(Stored items from a collection)
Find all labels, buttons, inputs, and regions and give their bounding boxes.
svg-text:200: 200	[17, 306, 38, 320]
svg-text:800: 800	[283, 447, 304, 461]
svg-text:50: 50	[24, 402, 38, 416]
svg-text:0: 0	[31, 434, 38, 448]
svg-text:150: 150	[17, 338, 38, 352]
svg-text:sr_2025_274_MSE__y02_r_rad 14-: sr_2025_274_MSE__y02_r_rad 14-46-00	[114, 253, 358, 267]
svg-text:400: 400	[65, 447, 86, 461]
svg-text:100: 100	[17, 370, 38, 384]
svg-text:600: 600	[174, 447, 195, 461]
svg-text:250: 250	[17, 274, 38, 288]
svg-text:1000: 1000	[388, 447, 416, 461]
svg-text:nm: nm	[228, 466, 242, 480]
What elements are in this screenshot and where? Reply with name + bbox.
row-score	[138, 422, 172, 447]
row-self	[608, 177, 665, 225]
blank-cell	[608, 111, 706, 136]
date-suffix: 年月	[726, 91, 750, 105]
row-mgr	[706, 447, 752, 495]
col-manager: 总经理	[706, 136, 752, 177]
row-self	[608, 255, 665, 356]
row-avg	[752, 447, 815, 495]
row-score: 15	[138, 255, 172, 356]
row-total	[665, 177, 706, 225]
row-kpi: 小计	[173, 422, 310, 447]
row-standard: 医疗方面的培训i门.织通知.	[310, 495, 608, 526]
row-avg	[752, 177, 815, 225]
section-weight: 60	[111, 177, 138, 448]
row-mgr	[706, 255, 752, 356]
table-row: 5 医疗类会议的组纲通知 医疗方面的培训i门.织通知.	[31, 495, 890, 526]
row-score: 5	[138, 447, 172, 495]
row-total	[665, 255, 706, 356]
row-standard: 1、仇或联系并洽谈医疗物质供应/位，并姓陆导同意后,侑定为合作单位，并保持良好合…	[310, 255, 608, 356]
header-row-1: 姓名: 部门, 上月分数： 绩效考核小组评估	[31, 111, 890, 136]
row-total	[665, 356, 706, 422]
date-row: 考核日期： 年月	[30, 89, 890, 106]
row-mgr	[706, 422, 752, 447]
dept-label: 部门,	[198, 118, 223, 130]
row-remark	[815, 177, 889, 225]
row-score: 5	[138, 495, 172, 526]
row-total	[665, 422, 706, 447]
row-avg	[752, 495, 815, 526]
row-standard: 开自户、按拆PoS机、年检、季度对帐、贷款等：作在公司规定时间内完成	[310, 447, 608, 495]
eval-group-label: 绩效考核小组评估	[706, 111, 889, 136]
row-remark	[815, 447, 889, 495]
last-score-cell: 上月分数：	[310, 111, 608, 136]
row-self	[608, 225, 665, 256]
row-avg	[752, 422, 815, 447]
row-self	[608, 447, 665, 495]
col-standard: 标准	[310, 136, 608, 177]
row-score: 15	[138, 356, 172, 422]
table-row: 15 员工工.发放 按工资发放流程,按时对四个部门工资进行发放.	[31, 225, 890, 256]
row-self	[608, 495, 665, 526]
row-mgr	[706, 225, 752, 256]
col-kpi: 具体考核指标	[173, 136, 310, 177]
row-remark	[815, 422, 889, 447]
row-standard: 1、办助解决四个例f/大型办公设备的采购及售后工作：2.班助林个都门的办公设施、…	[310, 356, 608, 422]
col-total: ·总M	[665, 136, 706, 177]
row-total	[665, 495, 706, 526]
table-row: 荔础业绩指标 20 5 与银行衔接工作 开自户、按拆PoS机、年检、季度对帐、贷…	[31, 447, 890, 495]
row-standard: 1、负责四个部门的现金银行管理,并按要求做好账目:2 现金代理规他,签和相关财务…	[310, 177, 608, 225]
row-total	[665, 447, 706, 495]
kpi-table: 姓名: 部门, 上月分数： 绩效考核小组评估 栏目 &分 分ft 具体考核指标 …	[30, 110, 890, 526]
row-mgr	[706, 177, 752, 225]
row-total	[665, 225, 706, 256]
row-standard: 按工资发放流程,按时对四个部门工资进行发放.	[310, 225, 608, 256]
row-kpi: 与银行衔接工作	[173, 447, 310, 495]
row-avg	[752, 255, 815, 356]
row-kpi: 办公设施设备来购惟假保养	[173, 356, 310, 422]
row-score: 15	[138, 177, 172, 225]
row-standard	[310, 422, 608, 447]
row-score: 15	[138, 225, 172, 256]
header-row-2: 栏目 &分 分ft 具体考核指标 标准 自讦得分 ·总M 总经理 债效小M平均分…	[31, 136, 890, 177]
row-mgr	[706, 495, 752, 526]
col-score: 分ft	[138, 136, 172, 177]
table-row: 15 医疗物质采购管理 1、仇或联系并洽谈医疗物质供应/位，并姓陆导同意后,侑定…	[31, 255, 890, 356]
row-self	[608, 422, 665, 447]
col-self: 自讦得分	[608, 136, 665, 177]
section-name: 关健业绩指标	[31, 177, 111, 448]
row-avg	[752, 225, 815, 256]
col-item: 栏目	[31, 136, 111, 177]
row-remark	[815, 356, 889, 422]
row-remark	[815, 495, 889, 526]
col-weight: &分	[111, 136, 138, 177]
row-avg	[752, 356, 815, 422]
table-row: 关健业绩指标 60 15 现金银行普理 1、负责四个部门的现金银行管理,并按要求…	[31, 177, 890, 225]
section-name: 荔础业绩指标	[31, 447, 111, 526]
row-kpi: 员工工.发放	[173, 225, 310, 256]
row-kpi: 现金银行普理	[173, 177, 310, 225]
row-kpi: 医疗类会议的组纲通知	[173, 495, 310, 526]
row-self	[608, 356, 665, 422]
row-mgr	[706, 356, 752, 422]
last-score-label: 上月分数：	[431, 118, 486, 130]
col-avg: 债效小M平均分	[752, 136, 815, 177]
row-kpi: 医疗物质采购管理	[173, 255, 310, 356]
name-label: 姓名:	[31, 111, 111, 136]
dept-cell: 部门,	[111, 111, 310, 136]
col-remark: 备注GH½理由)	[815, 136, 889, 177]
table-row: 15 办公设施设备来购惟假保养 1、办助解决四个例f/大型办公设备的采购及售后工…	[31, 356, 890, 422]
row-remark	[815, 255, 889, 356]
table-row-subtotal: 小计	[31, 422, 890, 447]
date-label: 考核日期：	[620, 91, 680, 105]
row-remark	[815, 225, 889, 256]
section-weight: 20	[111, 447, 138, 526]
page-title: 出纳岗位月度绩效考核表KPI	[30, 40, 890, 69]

### Work to be completed:
Print the rows from the start up to and including the line containing "447, 195, 461]", reproducing each line exactly.

### Response:
Find all labels, buttons, inputs, and regions and give their bounding boxes.
svg-text:200: 200	[17, 306, 38, 320]
svg-text:800: 800	[283, 447, 304, 461]
svg-text:50: 50	[24, 402, 38, 416]
svg-text:0: 0	[31, 434, 38, 448]
svg-text:150: 150	[17, 338, 38, 352]
svg-text:sr_2025_274_MSE__y02_r_rad 14-: sr_2025_274_MSE__y02_r_rad 14-46-00	[114, 253, 358, 267]
svg-text:400: 400	[65, 447, 86, 461]
svg-text:100: 100	[17, 370, 38, 384]
svg-text:600: 600	[174, 447, 195, 461]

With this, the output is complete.